Page excerpt
Kyle Moyer was named team manager of the year (his fifth time and Penske’s sixth). Pennzoil presented Lacasse with the chief mechanic of the year for the first time, the sixth time for Team Penske. The No. 12 crew also won the Firestone Pit Performance Award for the most pit stop performance award points in 2022.

Power, Newgarden and McLaughlin delivered nine of Chevrolet’s series-leading 11 victories this season, helping Chevy win the Manufacturer Award for the seventh time since it returned to the series in 2012 and the first time since 2017. Jim Danahy, U.S. vice president, Competition Motorsports Engineering for Chevrolet, accepted the award on behalf of his team.


Christian Lundgaard was honored as the 2022 NTT IndyCar rookie of the year. Lundgaard, from Denmark, scored one podium, two top-five finishes and seven top-10s in the No. 30 Honda fielded by Rahal Letterman Lanigan Racing. He edged David Malukas of Dale Coyne Racing with HMD by 18 points in the standings for first-year series drivers.

Christian Lundgaard (Chris Owens/Penske Entertainment)

“It’s been a tough season and looking at how it panned out, we struggled so much at the beginning of the season and how we were able to turn it around means so much to me and the team,” Lundgaard said. “It’s the one thing that you only get one shot at. I’m happy to have it.

“Being the first Dane at the Indy 500 certainly helps. Competing here for me is quite important and also special. To win this award and to be here in future years means so much to me. I have a chance to compete for wins and championships.

“This team gave me this opportunity at this track one year ago. We came back and got redemption. We got our first podium here. This year was 40 years ago that Bobby Rahal won the same award. It’s pretty special to keep it among the team.”

Sweden’s Linus Lundqvist was honored as Indy Lights Presented by Cooper Tires champion after a dominant season for HMD Motorsports with Dale Coyne Racing. Lundqvist won a series-high five races in the No. 26 HMD Motorsports with Dale Coyne Racing entry and clinched the Lights championship with a race to spare, ending with a 92-point advantage over Sting Ray Robb. HMD Motorsports with Dale Coyne Racing owners Henry and Daiva Malukas accepted the team championship.

“I’m very proud of that,” Lundqvist said. “It’s cool to see. We are starting to look to the future, and this might not be doing too bad. It’s been great. As most of you can guess with Henry and Daiva Malukas (team owners), it’s been an incredible journey. So much fun that we’ve had. To be on the grid this year was so much of a struggle for us. I didn’t even know I would be doing this until January.

Work task A
Copy the stretch of the IndyCar awards article from "Power, Newgarden and" through "of his team.".
Work task B
Carry the IndyCar awards article forward from its final sentence.

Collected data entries
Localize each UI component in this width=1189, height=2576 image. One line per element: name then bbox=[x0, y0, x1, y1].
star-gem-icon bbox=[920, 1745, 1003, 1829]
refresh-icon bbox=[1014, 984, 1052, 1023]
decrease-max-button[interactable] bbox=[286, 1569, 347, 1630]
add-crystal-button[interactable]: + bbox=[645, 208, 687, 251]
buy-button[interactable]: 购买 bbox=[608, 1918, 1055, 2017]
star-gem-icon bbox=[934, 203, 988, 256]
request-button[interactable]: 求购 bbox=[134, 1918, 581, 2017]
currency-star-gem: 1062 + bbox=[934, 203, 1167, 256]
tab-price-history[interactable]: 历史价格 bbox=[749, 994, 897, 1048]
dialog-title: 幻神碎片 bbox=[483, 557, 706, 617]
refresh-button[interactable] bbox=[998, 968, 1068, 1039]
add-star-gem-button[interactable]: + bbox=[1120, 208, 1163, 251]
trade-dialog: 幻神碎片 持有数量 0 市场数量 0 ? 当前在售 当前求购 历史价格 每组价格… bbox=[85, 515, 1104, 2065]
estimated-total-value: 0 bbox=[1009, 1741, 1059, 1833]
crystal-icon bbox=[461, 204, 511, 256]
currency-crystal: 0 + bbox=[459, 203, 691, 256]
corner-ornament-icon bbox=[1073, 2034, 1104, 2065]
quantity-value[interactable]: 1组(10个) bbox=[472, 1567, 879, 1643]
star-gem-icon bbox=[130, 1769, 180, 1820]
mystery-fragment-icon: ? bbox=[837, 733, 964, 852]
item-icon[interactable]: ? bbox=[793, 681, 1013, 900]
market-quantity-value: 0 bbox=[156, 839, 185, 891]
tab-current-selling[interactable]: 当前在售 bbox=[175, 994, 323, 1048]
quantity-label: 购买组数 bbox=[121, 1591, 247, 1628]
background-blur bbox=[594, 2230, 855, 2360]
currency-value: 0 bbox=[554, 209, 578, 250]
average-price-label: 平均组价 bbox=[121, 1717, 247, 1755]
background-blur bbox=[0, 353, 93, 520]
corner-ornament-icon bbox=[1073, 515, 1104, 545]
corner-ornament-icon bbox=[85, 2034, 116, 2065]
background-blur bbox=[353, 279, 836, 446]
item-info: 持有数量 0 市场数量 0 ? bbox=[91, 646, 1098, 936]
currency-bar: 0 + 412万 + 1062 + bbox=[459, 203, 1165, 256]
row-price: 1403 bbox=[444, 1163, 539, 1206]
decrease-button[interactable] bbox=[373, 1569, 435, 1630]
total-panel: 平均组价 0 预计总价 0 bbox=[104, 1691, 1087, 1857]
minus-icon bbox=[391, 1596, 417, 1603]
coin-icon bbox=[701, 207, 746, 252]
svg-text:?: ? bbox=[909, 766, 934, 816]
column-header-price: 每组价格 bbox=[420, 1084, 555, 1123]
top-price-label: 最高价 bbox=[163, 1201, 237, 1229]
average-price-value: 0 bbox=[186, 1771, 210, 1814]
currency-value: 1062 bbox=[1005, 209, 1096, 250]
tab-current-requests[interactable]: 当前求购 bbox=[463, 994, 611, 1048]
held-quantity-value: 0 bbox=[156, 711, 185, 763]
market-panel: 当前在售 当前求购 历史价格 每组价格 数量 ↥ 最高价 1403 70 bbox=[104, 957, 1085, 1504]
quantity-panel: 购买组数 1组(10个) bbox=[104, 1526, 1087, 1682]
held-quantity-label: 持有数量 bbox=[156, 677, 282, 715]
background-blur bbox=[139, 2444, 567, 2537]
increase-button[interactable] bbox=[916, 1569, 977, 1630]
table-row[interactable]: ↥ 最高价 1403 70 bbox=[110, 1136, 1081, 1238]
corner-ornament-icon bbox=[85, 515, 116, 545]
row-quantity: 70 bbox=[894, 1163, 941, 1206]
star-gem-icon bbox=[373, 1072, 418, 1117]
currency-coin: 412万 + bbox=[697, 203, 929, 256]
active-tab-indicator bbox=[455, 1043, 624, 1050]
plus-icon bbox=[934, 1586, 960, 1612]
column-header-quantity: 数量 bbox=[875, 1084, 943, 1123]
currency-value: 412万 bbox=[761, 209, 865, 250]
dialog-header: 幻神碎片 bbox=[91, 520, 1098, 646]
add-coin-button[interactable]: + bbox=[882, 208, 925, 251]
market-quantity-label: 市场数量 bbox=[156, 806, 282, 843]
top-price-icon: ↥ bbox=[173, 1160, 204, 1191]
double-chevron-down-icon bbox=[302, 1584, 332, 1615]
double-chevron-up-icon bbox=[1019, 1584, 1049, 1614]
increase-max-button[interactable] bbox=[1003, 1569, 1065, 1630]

Answer space A
Power, Newgarden and McLaughlin delivered nine of Chevrolet’s series-leading 11 victories this season, helping Chevy win the Manufacturer Award for the seventh time since it returned to the series in 2012 and the first time since 2017. Jim Danahy, U.S. vice president, Competition Motorsports Engineering for Chevrolet, accepted the award on behalf of his team.

Answer space B
“To be able to pull out the season that we had, I cannot thank this team enough. We will celebrate this for a long time. I’m so happy and proud about that.”

Outgoing IndyCar Director of Medical Affairs Dr. Geoffrey Billows also was honored as he is leaving that role while battling cancer.

“When I think of Dr. Billows, I think of two words,” IndyCar president Jay Frye said. “One is selfless and the other is tough. He’s gone through a lot these last couple of years, and he didn’t want anybody to know. He’s an amazing man, and we are very grateful for what you have done.”

Dr. Geoffrey Billows with IndyCar president Jay Frye (Chris Owens/Penske Entertainment)

Billows was presented with a framed checkered flag signed by all drivers in the series as well as other IndyCar officials and dignitaries.

“I was not expecting this at all,” Billows said. “This means so much for me to be part of this family for the past 30 years. I’ve been presented with opportunities I never thought I would ever have. I can’t tell you how much I love all of you guys and care for all of you guys.

“Thank you so much. I want to also thank my wife, Tammy, who has been a pillar of strength as I continue on this journey with cancer for the past two years as well. You will still see me as a consultant because I love this too much to quit altogether.”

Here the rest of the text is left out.